▶ _What this task involves_
Pull each line holding "minor" out of the entries below.
─── Given data
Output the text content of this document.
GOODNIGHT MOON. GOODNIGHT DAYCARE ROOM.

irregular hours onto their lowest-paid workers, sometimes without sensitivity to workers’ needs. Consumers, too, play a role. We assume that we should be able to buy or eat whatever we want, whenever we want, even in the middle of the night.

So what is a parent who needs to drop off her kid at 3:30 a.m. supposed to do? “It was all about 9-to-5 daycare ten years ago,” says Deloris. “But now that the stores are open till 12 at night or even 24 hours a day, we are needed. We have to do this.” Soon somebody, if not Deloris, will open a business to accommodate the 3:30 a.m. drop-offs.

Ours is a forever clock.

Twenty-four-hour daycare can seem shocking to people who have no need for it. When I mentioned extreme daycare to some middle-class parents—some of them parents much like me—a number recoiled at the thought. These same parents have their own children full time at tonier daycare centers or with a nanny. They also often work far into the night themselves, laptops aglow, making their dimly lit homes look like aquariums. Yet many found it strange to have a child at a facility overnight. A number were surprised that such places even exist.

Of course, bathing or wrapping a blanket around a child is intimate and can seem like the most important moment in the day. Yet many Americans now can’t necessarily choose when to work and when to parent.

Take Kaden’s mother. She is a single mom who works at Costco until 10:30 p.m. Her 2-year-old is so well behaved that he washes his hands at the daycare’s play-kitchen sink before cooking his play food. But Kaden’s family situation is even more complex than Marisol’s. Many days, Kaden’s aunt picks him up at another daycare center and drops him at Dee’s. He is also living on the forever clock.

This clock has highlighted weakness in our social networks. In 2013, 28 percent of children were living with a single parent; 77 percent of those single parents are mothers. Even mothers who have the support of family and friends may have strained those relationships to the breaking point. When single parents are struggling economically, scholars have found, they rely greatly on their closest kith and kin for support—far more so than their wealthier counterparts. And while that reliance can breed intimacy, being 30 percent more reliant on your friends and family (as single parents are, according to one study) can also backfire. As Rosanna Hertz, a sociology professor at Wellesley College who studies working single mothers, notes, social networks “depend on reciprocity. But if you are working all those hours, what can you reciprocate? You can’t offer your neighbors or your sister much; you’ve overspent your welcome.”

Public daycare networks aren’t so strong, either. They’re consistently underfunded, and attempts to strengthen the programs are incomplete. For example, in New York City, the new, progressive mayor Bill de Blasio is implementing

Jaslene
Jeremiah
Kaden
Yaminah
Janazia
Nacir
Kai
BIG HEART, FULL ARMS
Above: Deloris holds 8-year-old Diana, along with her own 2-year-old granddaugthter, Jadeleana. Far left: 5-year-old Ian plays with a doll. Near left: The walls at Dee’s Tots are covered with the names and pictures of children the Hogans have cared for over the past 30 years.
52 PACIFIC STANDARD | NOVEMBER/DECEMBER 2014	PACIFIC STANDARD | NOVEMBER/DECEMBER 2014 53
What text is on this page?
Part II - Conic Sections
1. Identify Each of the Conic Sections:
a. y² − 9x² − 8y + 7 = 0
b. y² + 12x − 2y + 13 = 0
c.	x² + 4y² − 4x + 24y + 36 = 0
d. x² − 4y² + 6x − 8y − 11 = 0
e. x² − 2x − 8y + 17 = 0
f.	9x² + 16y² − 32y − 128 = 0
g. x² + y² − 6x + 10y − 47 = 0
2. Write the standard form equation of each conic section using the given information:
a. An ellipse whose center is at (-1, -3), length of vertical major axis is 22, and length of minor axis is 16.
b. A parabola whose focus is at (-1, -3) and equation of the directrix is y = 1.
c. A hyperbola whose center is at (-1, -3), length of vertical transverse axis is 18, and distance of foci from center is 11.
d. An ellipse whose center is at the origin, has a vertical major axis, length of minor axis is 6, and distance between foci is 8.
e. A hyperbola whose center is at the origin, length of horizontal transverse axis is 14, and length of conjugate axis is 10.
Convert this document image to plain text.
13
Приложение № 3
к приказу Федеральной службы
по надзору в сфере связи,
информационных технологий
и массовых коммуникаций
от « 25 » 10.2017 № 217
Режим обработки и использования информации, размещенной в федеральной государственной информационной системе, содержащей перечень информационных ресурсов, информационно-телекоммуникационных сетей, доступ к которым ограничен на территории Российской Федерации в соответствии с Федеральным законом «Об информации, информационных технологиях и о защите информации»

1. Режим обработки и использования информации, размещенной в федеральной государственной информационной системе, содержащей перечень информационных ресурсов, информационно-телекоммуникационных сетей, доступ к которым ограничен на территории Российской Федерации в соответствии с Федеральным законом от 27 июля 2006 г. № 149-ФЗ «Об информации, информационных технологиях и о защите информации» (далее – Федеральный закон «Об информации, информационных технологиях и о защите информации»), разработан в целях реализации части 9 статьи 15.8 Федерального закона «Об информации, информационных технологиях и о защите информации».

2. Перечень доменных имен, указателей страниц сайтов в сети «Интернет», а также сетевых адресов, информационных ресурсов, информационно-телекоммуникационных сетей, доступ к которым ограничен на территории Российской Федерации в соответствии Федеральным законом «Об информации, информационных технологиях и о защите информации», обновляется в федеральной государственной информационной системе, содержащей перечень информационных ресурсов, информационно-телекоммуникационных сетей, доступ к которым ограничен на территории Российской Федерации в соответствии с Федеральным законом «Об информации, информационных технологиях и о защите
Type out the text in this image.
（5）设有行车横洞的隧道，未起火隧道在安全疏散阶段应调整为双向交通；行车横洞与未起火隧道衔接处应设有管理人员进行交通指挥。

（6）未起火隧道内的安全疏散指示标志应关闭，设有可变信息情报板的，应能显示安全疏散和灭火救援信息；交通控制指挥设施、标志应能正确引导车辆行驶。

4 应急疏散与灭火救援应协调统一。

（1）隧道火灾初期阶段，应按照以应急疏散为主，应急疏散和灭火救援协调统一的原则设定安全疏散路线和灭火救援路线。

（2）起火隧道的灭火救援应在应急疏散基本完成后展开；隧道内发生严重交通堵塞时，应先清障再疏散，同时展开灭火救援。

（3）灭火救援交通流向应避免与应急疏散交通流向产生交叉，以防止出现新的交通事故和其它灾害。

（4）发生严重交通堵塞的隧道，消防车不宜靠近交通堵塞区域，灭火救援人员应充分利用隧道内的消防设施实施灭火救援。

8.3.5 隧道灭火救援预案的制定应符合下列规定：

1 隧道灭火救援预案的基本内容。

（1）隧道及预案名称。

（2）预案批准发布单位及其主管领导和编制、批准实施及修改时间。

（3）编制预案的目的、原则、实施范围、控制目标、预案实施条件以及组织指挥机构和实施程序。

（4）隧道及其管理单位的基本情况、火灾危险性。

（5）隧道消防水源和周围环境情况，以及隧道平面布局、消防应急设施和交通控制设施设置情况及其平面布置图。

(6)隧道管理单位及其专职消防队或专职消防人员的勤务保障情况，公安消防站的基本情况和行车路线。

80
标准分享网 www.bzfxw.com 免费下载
──────
▶ _Written answer_
a. An ellipse whose center is at (-1, -3), length of vertical major axis is 22, and length of minor axis is 16.
d. An ellipse whose center is at the origin, has a vertical major axis, length of minor axis is 6, and distance between foci is 8.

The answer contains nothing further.